Records contained in a dataset

--*--

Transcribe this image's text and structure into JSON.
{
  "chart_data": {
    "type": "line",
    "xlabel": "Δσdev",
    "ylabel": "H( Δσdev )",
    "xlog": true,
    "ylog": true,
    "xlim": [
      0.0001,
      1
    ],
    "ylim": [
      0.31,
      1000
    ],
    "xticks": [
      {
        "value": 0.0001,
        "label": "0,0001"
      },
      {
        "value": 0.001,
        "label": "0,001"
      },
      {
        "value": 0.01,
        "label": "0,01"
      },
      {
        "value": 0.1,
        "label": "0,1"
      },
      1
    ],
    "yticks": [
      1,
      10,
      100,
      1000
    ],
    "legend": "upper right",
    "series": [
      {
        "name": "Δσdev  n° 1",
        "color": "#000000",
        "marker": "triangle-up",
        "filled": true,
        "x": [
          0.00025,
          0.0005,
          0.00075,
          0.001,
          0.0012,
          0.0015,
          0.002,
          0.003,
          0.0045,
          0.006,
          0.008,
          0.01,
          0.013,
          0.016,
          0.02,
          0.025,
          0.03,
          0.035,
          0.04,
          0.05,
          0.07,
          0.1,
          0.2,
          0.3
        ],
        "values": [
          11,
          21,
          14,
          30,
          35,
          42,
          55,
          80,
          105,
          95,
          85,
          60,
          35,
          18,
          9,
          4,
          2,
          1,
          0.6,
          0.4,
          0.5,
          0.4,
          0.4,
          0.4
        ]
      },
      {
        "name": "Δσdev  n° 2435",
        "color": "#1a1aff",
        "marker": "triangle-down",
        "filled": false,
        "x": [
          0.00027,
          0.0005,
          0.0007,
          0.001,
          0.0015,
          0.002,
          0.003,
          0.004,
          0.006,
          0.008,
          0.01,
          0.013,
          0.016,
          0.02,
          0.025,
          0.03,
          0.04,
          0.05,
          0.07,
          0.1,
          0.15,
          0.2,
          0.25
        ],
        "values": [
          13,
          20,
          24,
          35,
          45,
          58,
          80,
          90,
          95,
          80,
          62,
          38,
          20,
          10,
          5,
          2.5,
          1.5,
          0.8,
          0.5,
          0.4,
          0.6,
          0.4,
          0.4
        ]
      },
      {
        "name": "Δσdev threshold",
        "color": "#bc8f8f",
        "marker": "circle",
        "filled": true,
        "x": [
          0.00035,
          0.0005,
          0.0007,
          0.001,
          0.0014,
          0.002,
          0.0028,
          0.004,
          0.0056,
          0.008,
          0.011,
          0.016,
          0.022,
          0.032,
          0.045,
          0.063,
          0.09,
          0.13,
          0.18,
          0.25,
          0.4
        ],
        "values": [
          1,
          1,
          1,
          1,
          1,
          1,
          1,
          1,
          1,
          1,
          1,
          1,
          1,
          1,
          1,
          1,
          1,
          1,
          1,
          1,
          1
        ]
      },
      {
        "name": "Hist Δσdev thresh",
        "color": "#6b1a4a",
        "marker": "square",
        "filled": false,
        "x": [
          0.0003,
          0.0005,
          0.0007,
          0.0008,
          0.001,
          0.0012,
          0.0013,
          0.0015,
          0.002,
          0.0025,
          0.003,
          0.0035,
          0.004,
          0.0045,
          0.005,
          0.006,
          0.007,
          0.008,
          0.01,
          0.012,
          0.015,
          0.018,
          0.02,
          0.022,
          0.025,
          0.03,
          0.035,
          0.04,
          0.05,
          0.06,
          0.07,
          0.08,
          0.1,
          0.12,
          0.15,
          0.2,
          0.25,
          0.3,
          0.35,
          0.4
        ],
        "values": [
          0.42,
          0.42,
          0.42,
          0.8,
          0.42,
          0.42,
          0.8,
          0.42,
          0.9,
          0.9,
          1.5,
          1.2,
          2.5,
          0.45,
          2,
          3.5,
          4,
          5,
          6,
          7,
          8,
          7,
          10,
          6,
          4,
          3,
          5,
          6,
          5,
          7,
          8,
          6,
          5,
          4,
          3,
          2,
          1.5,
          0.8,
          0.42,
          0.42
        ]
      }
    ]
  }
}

--*--

Return the material exactly as it stands.

The output
Transcribe this image's text and structure into JSON.
{
  "chart_data": {
    "type": "line",
    "xlabel": "Δσdev",
    "ylabel": "H( Δσdev )",
    "xlog": true,
    "ylog": true,
    "xlim": [
      0.0001,
      1
    ],
    "ylim": [
      0.31,
      1000
    ],
    "xticks": [
      {
        "value": 0.0001,
        "label": "0,0001"
      },
      {
        "value": 0.001,
        "label": "0,001"
      },
      {
        "value": 0.01,
        "label": "0,01"
      },
      {
        "value": 0.1,
        "label": "0,1"
      },
      1
    ],
    "yticks": [
      1,
      10,
      100,
      1000
    ],
    "legend": "upper right",
    "series": [
      {
        "name": "Δσdev  n° 1",
        "color": "#000000",
        "marker": "triangle-up",
        "filled": true,
        "x": [
          0.00025,
          0.0005,
          0.00075,
          0.001,
          0.0012,
          0.0015,
          0.002,
          0.003,
          0.0045,
          0.006,
          0.008,
          0.01,
          0.013,
          0.016,
          0.02,
          0.025,
          0.03,
          0.035,
          0.04,
          0.05,
          0.07,
          0.1,
          0.2,
          0.3
        ],
        "values": [
          11,
          21,
          14,
          30,
          35,
          42,
          55,
          80,
          105,
          95,
          85,
          60,
          35,
          18,
          9,
          4,
          2,
          1,
          0.6,
          0.4,
          0.5,
          0.4,
          0.4,
          0.4
        ]
      },
      {
        "name": "Δσdev  n° 2435",
        "color": "#1a1aff",
        "marker": "triangle-down",
        "filled": false,
        "x": [
          0.00027,
          0.0005,
          0.0007,
          0.001,
          0.0015,
          0.002,
          0.003,
          0.004,
          0.006,
          0.008,
          0.01,
          0.013,
          0.016,
          0.02,
          0.025,
          0.03,
          0.04,
          0.05,
          0.07,
          0.1,
          0.15,
          0.2,
          0.25
        ],
        "values": [
          13,
          20,
          24,
          35,
          45,
          58,
          80,
          90,
          95,
          80,
          62,
          38,
          20,
          10,
          5,
          2.5,
          1.5,
          0.8,
          0.5,
          0.4,
          0.6,
          0.4,
          0.4
        ]
      },
      {
        "name": "Δσdev threshold",
        "color": "#bc8f8f",
        "marker": "circle",
        "filled": true,
        "x": [
          0.00035,
          0.0005,
          0.0007,
          0.001,
          0.0014,
          0.002,
          0.0028,
          0.004,
          0.0056,
          0.008,
          0.011,
          0.016,
          0.022,
          0.032,
          0.045,
          0.063,
          0.09,
          0.13,
          0.18,
          0.25,
          0.4
        ],
        "values": [
          1,
          1,
          1,
          1,
          1,
          1,
          1,
          1,
          1,
          1,
          1,
          1,
          1,
          1,
          1,
          1,
          1,
          1,
          1,
          1,
          1
        ]
      },
      {
        "name": "Hist Δσdev thresh",
        "color": "#6b1a4a",
        "marker": "square",
        "filled": false,
        "x": [
          0.0003,
          0.0005,
          0.0007,
          0.0008,
          0.001,
          0.0012,
          0.0013,
          0.0015,
          0.002,
          0.0025,
          0.003,
          0.0035,
          0.004,
          0.0045,
          0.005,
          0.006,
          0.007,
          0.008,
          0.01,
          0.012,
          0.015,
          0.018,
          0.02,
          0.022,
          0.025,
          0.03,
          0.035,
          0.04,
          0.05,
          0.06,
          0.07,
          0.08,
          0.1,
          0.12,
          0.15,
          0.2,
          0.25,
          0.3,
          0.35,
          0.4
        ],
        "values": [
          0.42,
          0.42,
          0.42,
          0.8,
          0.42,
          0.42,
          0.8,
          0.42,
          0.9,
          0.9,
          1.5,
          1.2,
          2.5,
          0.45,
          2,
          3.5,
          4,
          5,
          6,
          7,
          8,
          7,
          10,
          6,
          4,
          3,
          5,
          6,
          5,
          7,
          8,
          6,
          5,
          4,
          3,
          2,
          1.5,
          0.8,
          0.42,
          0.42
        ]
      }
    ]
  }
}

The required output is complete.